━━━━━ Quoted text
No, it appeared to be contoured terrain. I don’t think it slowed down the knot-related code but it made the GH file 6.1 MB instead of only 9.8 KB for the same file without it (celtic_pattern_clean.gh).
Do you think it’ll be possible to use your technique and have the repeating pattern connect between the sections?
It seems all of the solutions require a join so it’s a contiuous curve, except yours. I’ll try to find a way
Ah shit yes. I remember. I was trying out the curve selector definition on someone’s terrain from the forum! oops
You can unroll the ring surface and use it to fix the start and the end
Does this depend on a closed curve? I connected only one end of the two curves and waited 56 minutes(!) for your C# code to finish and produce this:
P.S. Looking at your offset curves, I see some overlap that could be a problem?
I’ll extend both lines slightly to avoid that and try again.
━━━━━━━━━━
━━━━━ Record extracts
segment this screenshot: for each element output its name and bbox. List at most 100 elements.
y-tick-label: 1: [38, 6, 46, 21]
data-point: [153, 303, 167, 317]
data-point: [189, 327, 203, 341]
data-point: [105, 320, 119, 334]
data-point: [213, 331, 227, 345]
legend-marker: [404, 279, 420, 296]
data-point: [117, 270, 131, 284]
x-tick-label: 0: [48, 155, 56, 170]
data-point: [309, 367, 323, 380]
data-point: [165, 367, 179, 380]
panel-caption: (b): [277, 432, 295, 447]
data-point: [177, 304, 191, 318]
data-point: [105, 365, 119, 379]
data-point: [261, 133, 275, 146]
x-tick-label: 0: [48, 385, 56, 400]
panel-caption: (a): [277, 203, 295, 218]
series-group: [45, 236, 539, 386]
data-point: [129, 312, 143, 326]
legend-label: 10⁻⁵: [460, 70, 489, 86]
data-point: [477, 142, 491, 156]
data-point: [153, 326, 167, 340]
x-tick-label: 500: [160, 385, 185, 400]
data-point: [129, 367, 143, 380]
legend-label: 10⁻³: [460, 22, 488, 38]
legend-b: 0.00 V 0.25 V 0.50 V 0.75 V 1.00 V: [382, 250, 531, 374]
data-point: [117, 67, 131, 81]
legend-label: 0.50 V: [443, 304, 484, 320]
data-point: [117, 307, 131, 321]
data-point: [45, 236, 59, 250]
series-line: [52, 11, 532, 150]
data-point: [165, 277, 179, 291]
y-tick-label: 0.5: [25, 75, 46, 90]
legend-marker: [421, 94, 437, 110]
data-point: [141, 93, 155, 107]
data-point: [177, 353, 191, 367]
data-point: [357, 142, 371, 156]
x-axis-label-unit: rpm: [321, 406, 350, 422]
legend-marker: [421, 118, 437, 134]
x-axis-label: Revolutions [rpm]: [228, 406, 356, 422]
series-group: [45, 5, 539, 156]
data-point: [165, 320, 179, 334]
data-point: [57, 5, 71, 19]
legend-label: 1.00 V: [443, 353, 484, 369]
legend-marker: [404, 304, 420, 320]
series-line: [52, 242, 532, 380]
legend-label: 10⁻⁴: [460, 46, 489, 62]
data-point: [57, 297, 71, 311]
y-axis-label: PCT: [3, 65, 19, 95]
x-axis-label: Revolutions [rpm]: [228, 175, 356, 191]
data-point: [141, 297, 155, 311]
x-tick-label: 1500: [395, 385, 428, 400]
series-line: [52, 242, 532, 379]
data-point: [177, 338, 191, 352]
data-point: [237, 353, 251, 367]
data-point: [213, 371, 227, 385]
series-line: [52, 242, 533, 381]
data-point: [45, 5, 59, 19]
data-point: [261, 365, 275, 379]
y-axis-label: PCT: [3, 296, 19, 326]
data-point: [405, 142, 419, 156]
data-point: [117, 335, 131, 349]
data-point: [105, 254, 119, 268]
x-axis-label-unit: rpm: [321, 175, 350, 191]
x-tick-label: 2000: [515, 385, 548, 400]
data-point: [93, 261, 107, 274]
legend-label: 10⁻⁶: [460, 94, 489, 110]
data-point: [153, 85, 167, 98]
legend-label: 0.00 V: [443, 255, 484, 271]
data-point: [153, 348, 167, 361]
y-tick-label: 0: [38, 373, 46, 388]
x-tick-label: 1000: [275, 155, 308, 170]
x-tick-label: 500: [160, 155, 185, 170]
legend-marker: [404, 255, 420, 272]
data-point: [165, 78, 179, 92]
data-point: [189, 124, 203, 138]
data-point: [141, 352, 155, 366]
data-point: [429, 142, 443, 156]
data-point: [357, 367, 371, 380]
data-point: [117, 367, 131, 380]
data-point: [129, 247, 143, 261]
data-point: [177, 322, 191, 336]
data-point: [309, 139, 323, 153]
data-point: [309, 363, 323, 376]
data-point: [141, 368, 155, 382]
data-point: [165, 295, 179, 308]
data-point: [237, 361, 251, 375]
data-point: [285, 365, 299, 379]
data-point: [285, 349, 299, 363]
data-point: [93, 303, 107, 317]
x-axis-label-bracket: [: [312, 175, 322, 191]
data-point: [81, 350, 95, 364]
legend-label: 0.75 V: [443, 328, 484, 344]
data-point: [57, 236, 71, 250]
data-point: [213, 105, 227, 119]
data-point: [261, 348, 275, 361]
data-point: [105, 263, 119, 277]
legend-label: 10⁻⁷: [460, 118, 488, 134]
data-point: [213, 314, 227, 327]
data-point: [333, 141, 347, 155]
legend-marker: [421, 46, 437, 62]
━━━━━━━━━━
• Exercise requirements:
• a. Answer these questions using the forum thread:
(i) How large was the GH file with the terrain included, and how large was it without the terrain?
(ii) How long did the writer wait for the C# code to finish?
(iii) What does the writer plan to do to avoid the overlap?
• b. Output the forum thread word for word from "No, it appeared" to "between the sections?".

• Solutions below:
• a.
(i) 6.1 MB with the terrain and 9.8 KB without it.
(ii) 56 minutes.
(iii) Extend both lines slightly and try again.

• b.
No, it appeared to be contoured terrain. I don’t think it slowed down the knot-related code but it made the GH file 6.1 MB instead of only 9.8 KB for the same file without it (celtic_pattern_clean.gh).
Do you think it’ll be possible to use your technique and have the repeating pattern connect between the sections?